Stated problem: Select and reproduce each line of the listing below that bears the string "anomaly".
------------------------------------------------------------
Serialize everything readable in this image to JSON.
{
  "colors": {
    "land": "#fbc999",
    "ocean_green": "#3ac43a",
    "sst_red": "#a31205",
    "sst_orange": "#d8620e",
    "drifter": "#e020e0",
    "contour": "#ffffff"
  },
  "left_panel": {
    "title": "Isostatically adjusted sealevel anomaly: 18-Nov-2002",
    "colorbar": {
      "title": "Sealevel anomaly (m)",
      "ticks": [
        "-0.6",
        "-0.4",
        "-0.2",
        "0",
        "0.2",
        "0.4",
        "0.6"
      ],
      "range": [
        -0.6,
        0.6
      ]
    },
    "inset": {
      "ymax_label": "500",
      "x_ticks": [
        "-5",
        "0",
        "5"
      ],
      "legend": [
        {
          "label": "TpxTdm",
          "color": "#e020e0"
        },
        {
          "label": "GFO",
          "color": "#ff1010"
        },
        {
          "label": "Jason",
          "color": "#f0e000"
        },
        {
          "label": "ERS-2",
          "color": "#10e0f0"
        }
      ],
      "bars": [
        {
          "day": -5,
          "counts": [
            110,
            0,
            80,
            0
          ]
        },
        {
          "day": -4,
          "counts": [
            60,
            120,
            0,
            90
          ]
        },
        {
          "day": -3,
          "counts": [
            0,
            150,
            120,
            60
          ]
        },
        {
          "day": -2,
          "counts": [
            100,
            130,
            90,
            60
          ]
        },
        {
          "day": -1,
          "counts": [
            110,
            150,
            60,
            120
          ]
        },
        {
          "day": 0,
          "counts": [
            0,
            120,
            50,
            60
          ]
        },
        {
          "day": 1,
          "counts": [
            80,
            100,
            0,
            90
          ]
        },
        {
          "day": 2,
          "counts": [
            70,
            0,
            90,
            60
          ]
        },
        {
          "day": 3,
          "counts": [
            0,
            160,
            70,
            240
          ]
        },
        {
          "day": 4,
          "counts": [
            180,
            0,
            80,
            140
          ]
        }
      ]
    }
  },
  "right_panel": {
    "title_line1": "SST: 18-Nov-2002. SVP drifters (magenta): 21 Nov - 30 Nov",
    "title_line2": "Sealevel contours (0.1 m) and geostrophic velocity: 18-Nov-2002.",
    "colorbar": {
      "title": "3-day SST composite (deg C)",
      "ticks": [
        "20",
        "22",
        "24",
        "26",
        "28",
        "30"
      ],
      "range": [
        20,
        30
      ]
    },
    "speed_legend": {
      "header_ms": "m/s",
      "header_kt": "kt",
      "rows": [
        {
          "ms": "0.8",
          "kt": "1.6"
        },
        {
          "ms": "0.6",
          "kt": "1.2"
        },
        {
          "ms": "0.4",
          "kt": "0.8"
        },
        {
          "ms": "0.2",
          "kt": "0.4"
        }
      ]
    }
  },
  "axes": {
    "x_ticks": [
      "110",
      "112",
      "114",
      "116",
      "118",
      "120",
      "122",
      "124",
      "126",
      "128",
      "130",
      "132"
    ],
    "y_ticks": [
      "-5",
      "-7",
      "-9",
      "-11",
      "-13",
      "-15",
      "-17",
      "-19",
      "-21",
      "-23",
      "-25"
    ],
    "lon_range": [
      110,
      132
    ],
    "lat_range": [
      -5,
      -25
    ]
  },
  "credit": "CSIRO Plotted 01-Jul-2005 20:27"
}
------------------------------------------------------------
Answer for this exercise:
    "title": "Isostatically adjusted sealevel anomaly: 18-Nov-2002",
      "title": "Sealevel anomaly (m)",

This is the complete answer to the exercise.